What this task involves ▸
Omit the pictures, then reproduce every remaining record exactly.

Data for this task ▸
────────────────
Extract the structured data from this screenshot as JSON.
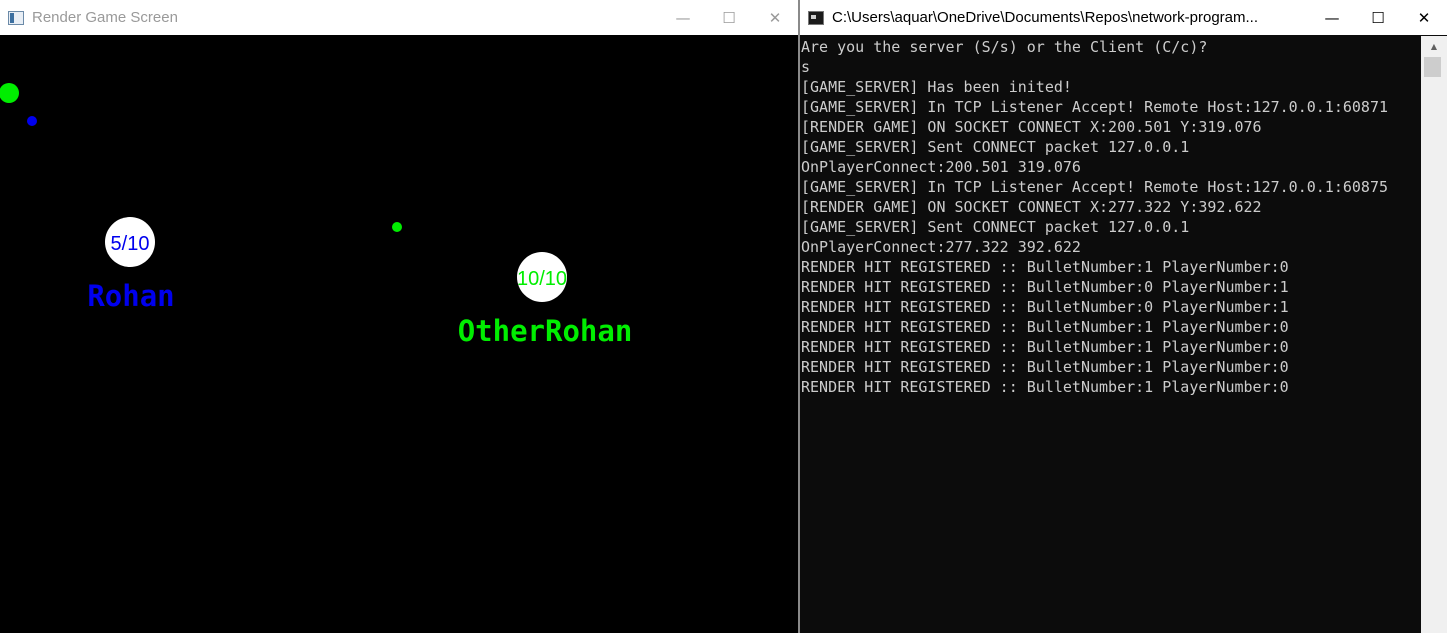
{
  "game_window": {
    "title": "Render Game Screen",
    "buttons": {
      "minimize": "—",
      "maximize": "☐",
      "close": "✕"
    },
    "players": [
      {
        "name": "Rohan",
        "health": "5/10",
        "color": "#0000ee"
      },
      {
        "name": "OtherRohan",
        "health": "10/10",
        "color": "#00ee00"
      }
    ],
    "bullet_colors": [
      "#00ee00",
      "#0000ee",
      "#00ee00"
    ]
  },
  "console_window": {
    "title": "C:\\Users\\aquar\\OneDrive\\Documents\\Repos\\network-program...",
    "buttons": {
      "minimize": "—",
      "maximize": "☐",
      "close": "✕"
    },
    "text_color": "#cccccc",
    "lines": [
      "Are you the server (S/s) or the Client (C/c)?",
      "s",
      "[GAME_SERVER] Has been inited!",
      "[GAME_SERVER] In TCP Listener Accept! Remote Host:127.0.0.1:60871",
      "[RENDER GAME] ON SOCKET CONNECT X:200.501 Y:319.076",
      "[GAME_SERVER] Sent CONNECT packet 127.0.0.1",
      "OnPlayerConnect:200.501 319.076",
      "[GAME_SERVER] In TCP Listener Accept! Remote Host:127.0.0.1:60875",
      "[RENDER GAME] ON SOCKET CONNECT X:277.322 Y:392.622",
      "[GAME_SERVER] Sent CONNECT packet 127.0.0.1",
      "OnPlayerConnect:277.322 392.622",
      "RENDER HIT REGISTERED :: BulletNumber:1 PlayerNumber:0",
      "RENDER HIT REGISTERED :: BulletNumber:0 PlayerNumber:1",
      "RENDER HIT REGISTERED :: BulletNumber:0 PlayerNumber:1",
      "RENDER HIT REGISTERED :: BulletNumber:1 PlayerNumber:0",
      "RENDER HIT REGISTERED :: BulletNumber:1 PlayerNumber:0",
      "RENDER HIT REGISTERED :: BulletNumber:1 PlayerNumber:0",
      "RENDER HIT REGISTERED :: BulletNumber:1 PlayerNumber:0"
    ]
  }
}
────────────────
Answer to this exercise ▸
Extract the structured data from this screenshot as JSON.
{
  "game_window": {
    "title": "Render Game Screen",
    "buttons": {
      "minimize": "—",
      "maximize": "☐",
      "close": "✕"
    },
    "players": [
      {
        "name": "Rohan",
        "health": "5/10",
        "color": "#0000ee"
      },
      {
        "name": "OtherRohan",
        "health": "10/10",
        "color": "#00ee00"
      }
    ],
    "bullet_colors": [
      "#00ee00",
      "#0000ee",
      "#00ee00"
    ]
  },
  "console_window": {
    "title": "C:\\Users\\aquar\\OneDrive\\Documents\\Repos\\network-program...",
    "buttons": {
      "minimize": "—",
      "maximize": "☐",
      "close": "✕"
    },
    "text_color": "#cccccc",
    "lines": [
      "Are you the server (S/s) or the Client (C/c)?",
      "s",
      "[GAME_SERVER] Has been inited!",
      "[GAME_SERVER] In TCP Listener Accept! Remote Host:127.0.0.1:60871",
      "[RENDER GAME] ON SOCKET CONNECT X:200.501 Y:319.076",
      "[GAME_SERVER] Sent CONNECT packet 127.0.0.1",
      "OnPlayerConnect:200.501 319.076",
      "[GAME_SERVER] In TCP Listener Accept! Remote Host:127.0.0.1:60875",
      "[RENDER GAME] ON SOCKET CONNECT X:277.322 Y:392.622",
      "[GAME_SERVER] Sent CONNECT packet 127.0.0.1",
      "OnPlayerConnect:277.322 392.622",
      "RENDER HIT REGISTERED :: BulletNumber:1 PlayerNumber:0",
      "RENDER HIT REGISTERED :: BulletNumber:0 PlayerNumber:1",
      "RENDER HIT REGISTERED :: BulletNumber:0 PlayerNumber:1",
      "RENDER HIT REGISTERED :: BulletNumber:1 PlayerNumber:0",
      "RENDER HIT REGISTERED :: BulletNumber:1 PlayerNumber:0",
      "RENDER HIT REGISTERED :: BulletNumber:1 PlayerNumber:0",
      "RENDER HIT REGISTERED :: BulletNumber:1 PlayerNumber:0"
    ]
  }
}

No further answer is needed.